■ TASK PROMPT
Retype the records below word for word and omit any image.

=== MATERIAL FOR THIS TASK ===

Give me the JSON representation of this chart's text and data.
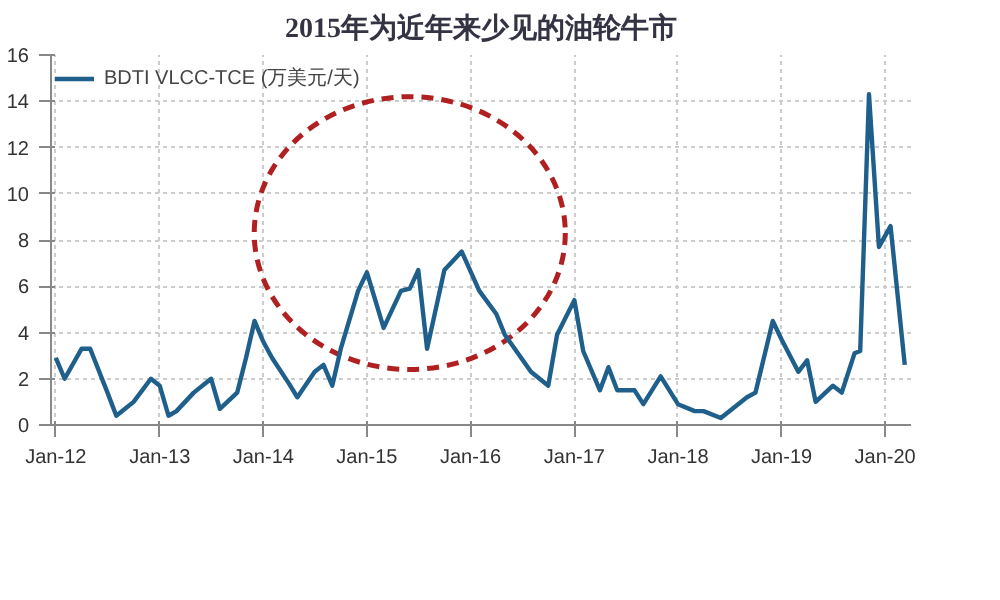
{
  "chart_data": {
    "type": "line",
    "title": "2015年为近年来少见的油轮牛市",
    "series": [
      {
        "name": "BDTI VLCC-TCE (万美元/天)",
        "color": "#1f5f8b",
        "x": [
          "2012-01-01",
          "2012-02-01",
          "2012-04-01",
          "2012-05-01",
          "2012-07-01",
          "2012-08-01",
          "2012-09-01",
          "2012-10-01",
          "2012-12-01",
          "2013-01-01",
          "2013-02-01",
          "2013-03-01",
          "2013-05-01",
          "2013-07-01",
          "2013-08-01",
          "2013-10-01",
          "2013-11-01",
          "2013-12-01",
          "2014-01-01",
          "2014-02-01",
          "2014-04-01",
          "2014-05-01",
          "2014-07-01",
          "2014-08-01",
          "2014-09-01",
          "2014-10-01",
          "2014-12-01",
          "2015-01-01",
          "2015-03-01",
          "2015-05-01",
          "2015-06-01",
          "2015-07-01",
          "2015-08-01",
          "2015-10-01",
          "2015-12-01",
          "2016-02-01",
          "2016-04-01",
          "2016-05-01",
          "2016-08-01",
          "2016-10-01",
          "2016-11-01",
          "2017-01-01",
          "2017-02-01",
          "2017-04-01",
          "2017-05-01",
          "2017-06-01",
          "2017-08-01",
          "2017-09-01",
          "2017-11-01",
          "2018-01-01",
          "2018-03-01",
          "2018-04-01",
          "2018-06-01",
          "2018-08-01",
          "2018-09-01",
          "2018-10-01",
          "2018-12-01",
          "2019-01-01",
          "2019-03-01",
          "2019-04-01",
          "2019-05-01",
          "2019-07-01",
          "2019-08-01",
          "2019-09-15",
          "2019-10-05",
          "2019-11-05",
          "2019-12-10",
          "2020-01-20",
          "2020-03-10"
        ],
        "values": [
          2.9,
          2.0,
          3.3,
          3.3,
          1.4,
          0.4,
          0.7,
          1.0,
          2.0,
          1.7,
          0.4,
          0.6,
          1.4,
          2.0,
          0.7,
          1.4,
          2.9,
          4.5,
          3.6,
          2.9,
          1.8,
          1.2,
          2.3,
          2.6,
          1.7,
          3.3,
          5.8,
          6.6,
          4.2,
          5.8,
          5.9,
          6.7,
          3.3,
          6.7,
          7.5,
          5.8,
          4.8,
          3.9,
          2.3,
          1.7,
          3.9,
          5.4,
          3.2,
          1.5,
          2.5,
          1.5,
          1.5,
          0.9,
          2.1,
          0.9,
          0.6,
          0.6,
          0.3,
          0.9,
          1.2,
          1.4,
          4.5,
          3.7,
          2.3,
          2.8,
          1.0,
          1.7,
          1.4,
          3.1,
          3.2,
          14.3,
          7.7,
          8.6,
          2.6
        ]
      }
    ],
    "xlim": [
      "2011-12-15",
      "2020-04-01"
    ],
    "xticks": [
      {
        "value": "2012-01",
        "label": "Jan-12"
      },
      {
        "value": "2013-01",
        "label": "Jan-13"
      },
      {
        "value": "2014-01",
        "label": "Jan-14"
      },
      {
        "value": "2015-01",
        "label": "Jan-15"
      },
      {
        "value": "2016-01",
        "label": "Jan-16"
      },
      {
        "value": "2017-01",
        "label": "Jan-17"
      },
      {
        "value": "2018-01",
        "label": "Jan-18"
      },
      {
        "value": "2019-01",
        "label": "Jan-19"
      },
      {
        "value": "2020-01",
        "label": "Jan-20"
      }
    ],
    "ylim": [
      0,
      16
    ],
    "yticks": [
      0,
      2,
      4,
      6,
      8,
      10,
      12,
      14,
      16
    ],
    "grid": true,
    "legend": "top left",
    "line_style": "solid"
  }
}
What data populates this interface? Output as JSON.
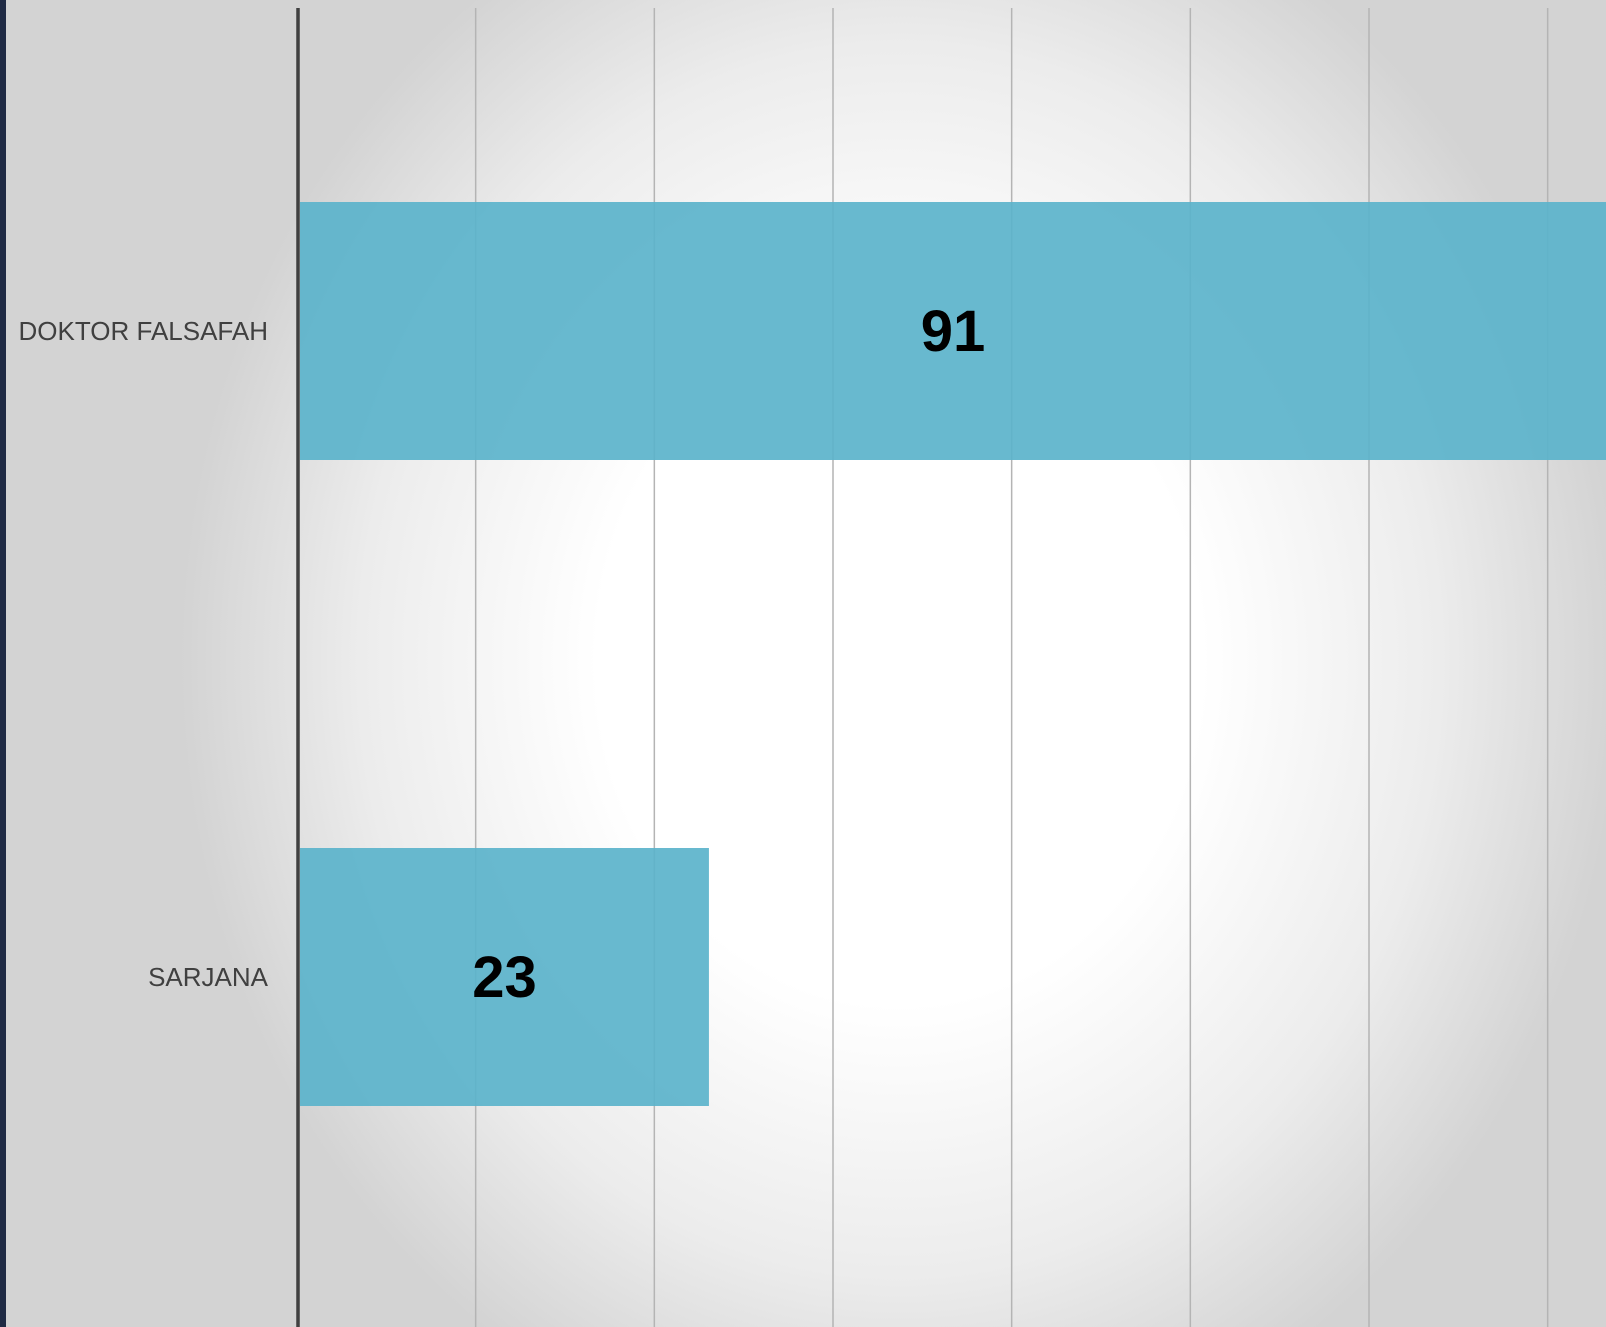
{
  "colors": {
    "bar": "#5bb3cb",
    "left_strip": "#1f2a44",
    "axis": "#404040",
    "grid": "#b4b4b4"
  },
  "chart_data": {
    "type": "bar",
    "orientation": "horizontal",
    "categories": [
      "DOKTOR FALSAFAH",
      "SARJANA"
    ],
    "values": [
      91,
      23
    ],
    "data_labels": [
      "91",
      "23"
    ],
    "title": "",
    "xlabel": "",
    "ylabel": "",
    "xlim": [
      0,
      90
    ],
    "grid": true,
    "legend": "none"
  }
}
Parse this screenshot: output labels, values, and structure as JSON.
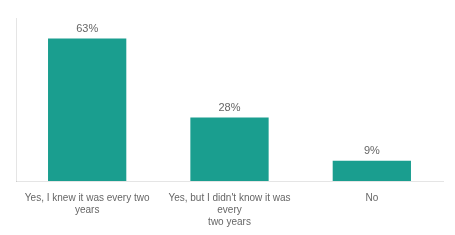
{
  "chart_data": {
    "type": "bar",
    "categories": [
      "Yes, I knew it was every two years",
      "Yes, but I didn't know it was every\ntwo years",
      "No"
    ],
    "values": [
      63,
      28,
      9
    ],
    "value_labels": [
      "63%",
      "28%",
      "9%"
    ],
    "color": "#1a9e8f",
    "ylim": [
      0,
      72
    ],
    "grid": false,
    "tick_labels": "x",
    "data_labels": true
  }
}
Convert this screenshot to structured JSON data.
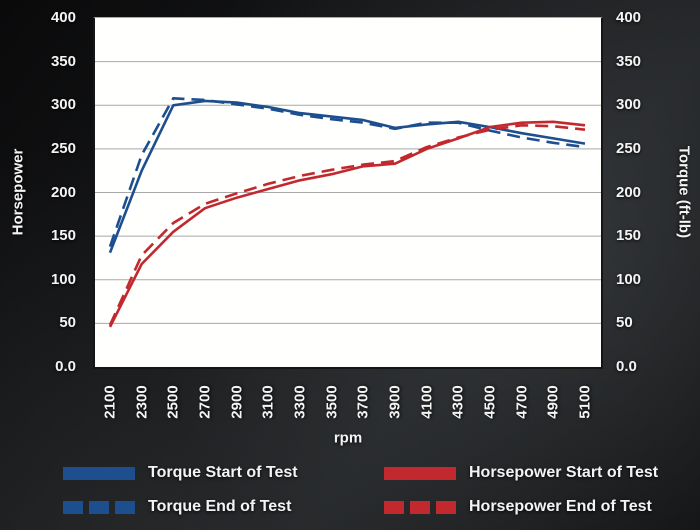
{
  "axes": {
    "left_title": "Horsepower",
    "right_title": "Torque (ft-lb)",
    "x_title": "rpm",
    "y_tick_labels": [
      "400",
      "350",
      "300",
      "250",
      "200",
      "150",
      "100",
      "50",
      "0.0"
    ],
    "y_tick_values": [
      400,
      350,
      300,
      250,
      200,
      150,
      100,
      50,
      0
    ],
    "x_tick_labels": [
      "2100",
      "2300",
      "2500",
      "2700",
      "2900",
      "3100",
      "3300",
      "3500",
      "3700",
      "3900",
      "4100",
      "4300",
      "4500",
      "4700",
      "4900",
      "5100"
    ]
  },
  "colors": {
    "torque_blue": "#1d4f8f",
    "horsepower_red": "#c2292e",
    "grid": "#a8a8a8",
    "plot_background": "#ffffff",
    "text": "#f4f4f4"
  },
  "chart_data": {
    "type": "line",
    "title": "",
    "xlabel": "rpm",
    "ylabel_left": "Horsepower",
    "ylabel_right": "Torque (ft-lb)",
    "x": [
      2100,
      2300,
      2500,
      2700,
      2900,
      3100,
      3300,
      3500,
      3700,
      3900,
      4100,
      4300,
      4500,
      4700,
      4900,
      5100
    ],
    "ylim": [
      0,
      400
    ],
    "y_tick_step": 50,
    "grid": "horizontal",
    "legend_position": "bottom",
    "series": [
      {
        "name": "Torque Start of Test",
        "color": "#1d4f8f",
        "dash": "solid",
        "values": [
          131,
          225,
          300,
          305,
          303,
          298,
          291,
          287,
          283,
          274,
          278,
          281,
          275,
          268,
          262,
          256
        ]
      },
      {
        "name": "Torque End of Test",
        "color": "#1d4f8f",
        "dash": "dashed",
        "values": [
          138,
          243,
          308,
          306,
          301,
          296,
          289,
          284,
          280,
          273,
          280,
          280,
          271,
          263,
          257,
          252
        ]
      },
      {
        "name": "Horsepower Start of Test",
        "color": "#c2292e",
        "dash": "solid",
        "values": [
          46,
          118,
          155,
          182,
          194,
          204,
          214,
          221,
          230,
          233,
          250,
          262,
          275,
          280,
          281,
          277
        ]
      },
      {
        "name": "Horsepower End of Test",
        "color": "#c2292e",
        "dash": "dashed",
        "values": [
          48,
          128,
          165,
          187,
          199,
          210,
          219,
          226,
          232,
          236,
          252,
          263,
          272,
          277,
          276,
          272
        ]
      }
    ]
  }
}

===

■ THE RESULT
Give me the JSON representation of this chart's text and data.
{
  "chart_data": {
    "type": "line",
    "title": "2015年为近年来少见的油轮牛市",
    "series": [
      {
        "name": "BDTI VLCC-TCE (万美元/天)",
        "color": "#1f5f8b",
        "x": [
          "2012-01-01",
          "2012-02-01",
          "2012-04-01",
          "2012-05-01",
          "2012-07-01",
          "2012-08-01",
          "2012-09-01",
          "2012-10-01",
          "2012-12-01",
          "2013-01-01",
          "2013-02-01",
          "2013-03-01",
          "2013-05-01",
          "2013-07-01",
          "2013-08-01",
          "2013-10-01",
          "2013-11-01",
          "2013-12-01",
          "2014-01-01",
          "2014-02-01",
          "2014-04-01",
          "2014-05-01",
          "2014-07-01",
          "2014-08-01",
          "2014-09-01",
          "2014-10-01",
          "2014-12-01",
          "2015-01-01",
          "2015-03-01",
          "2015-05-01",
          "2015-06-01",
          "2015-07-01",
          "2015-08-01",
          "2015-10-01",
          "2015-12-01",
          "2016-02-01",
          "2016-04-01",
          "2016-05-01",
          "2016-08-01",
          "2016-10-01",
          "2016-11-01",
          "2017-01-01",
          "2017-02-01",
          "2017-04-01",
          "2017-05-01",
          "2017-06-01",
          "2017-08-01",
          "2017-09-01",
          "2017-11-01",
          "2018-01-01",
          "2018-03-01",
          "2018-04-01",
          "2018-06-01",
          "2018-08-01",
          "2018-09-01",
          "2018-10-01",
          "2018-12-01",
          "2019-01-01",
          "2019-03-01",
          "2019-04-01",
          "2019-05-01",
          "2019-07-01",
          "2019-08-01",
          "2019-09-15",
          "2019-10-05",
          "2019-11-05",
          "2019-12-10",
          "2020-01-20",
          "2020-03-10"
        ],
        "values": [
          2.9,
          2.0,
          3.3,
          3.3,
          1.4,
          0.4,
          0.7,
          1.0,
          2.0,
          1.7,
          0.4,
          0.6,
          1.4,
          2.0,
          0.7,
          1.4,
          2.9,
          4.5,
          3.6,
          2.9,
          1.8,
          1.2,
          2.3,
          2.6,
          1.7,
          3.3,
          5.8,
          6.6,
          4.2,
          5.8,
          5.9,
          6.7,
          3.3,
          6.7,
          7.5,
          5.8,
          4.8,
          3.9,
          2.3,
          1.7,
          3.9,
          5.4,
          3.2,
          1.5,
          2.5,
          1.5,
          1.5,
          0.9,
          2.1,
          0.9,
          0.6,
          0.6,
          0.3,
          0.9,
          1.2,
          1.4,
          4.5,
          3.7,
          2.3,
          2.8,
          1.0,
          1.7,
          1.4,
          3.1,
          3.2,
          14.3,
          7.7,
          8.6,
          2.6
        ]
      }
    ],
    "xlim": [
      "2011-12-15",
      "2020-04-01"
    ],
    "xticks": [
      {
        "value": "2012-01",
        "label": "Jan-12"
      },
      {
        "value": "2013-01",
        "label": "Jan-13"
      },
      {
        "value": "2014-01",
        "label": "Jan-14"
      },
      {
        "value": "2015-01",
        "label": "Jan-15"
      },
      {
        "value": "2016-01",
        "label": "Jan-16"
      },
      {
        "value": "2017-01",
        "label": "Jan-17"
      },
      {
        "value": "2018-01",
        "label": "Jan-18"
      },
      {
        "value": "2019-01",
        "label": "Jan-19"
      },
      {
        "value": "2020-01",
        "label": "Jan-20"
      }
    ],
    "ylim": [
      0,
      16
    ],
    "yticks": [
      0,
      2,
      4,
      6,
      8,
      10,
      12,
      14,
      16
    ],
    "grid": true,
    "legend": "top left",
    "line_style": "solid"
  }
}
What data populates this interface? Output as JSON.
{
  "colors": {
    "bar": "#5bb3cb",
    "left_strip": "#1f2a44",
    "axis": "#404040",
    "grid": "#b4b4b4"
  },
  "chart_data": {
    "type": "bar",
    "orientation": "horizontal",
    "categories": [
      "DOKTOR FALSAFAH",
      "SARJANA"
    ],
    "values": [
      91,
      23
    ],
    "data_labels": [
      "91",
      "23"
    ],
    "title": "",
    "xlabel": "",
    "ylabel": "",
    "xlim": [
      0,
      90
    ],
    "grid": true,
    "legend": "none"
  }
}
Parse this screenshot: output labels, values, and structure as JSON.
{
  "chart_data": {
    "type": "bar",
    "categories": [
      "Yes, I knew it was every two years",
      "Yes, but I didn't know it was every\ntwo years",
      "No"
    ],
    "values": [
      63,
      28,
      9
    ],
    "value_labels": [
      "63%",
      "28%",
      "9%"
    ],
    "color": "#1a9e8f",
    "ylim": [
      0,
      72
    ],
    "grid": false,
    "tick_labels": "x",
    "data_labels": true
  }
}
Convert this screenshot to structured JSON data.
{
  "axes": {
    "left_title": "Horsepower",
    "right_title": "Torque (ft-lb)",
    "x_title": "rpm",
    "y_tick_labels": [
      "400",
      "350",
      "300",
      "250",
      "200",
      "150",
      "100",
      "50",
      "0.0"
    ],
    "y_tick_values": [
      400,
      350,
      300,
      250,
      200,
      150,
      100,
      50,
      0
    ],
    "x_tick_labels": [
      "2100",
      "2300",
      "2500",
      "2700",
      "2900",
      "3100",
      "3300",
      "3500",
      "3700",
      "3900",
      "4100",
      "4300",
      "4500",
      "4700",
      "4900",
      "5100"
    ]
  },
  "colors": {
    "torque_blue": "#1d4f8f",
    "horsepower_red": "#c2292e",
    "grid": "#a8a8a8",
    "plot_background": "#ffffff",
    "text": "#f4f4f4"
  },
  "chart_data": {
    "type": "line",
    "title": "",
    "xlabel": "rpm",
    "ylabel_left": "Horsepower",
    "ylabel_right": "Torque (ft-lb)",
    "x": [
      2100,
      2300,
      2500,
      2700,
      2900,
      3100,
      3300,
      3500,
      3700,
      3900,
      4100,
      4300,
      4500,
      4700,
      4900,
      5100
    ],
    "ylim": [
      0,
      400
    ],
    "y_tick_step": 50,
    "grid": "horizontal",
    "legend_position": "bottom",
    "series": [
      {
        "name": "Torque Start of Test",
        "color": "#1d4f8f",
        "dash": "solid",
        "values": [
          131,
          225,
          300,
          305,
          303,
          298,
          291,
          287,
          283,
          274,
          278,
          281,
          275,
          268,
          262,
          256
        ]
      },
      {
        "name": "Torque End of Test",
        "color": "#1d4f8f",
        "dash": "dashed",
        "values": [
          138,
          243,
          308,
          306,
          301,
          296,
          289,
          284,
          280,
          273,
          280,
          280,
          271,
          263,
          257,
          252
        ]
      },
      {
        "name": "Horsepower Start of Test",
        "color": "#c2292e",
        "dash": "solid",
        "values": [
          46,
          118,
          155,
          182,
          194,
          204,
          214,
          221,
          230,
          233,
          250,
          262,
          275,
          280,
          281,
          277
        ]
      },
      {
        "name": "Horsepower End of Test",
        "color": "#c2292e",
        "dash": "dashed",
        "values": [
          48,
          128,
          165,
          187,
          199,
          210,
          219,
          226,
          232,
          236,
          252,
          263,
          272,
          277,
          276,
          272
        ]
      }
    ]
  }
}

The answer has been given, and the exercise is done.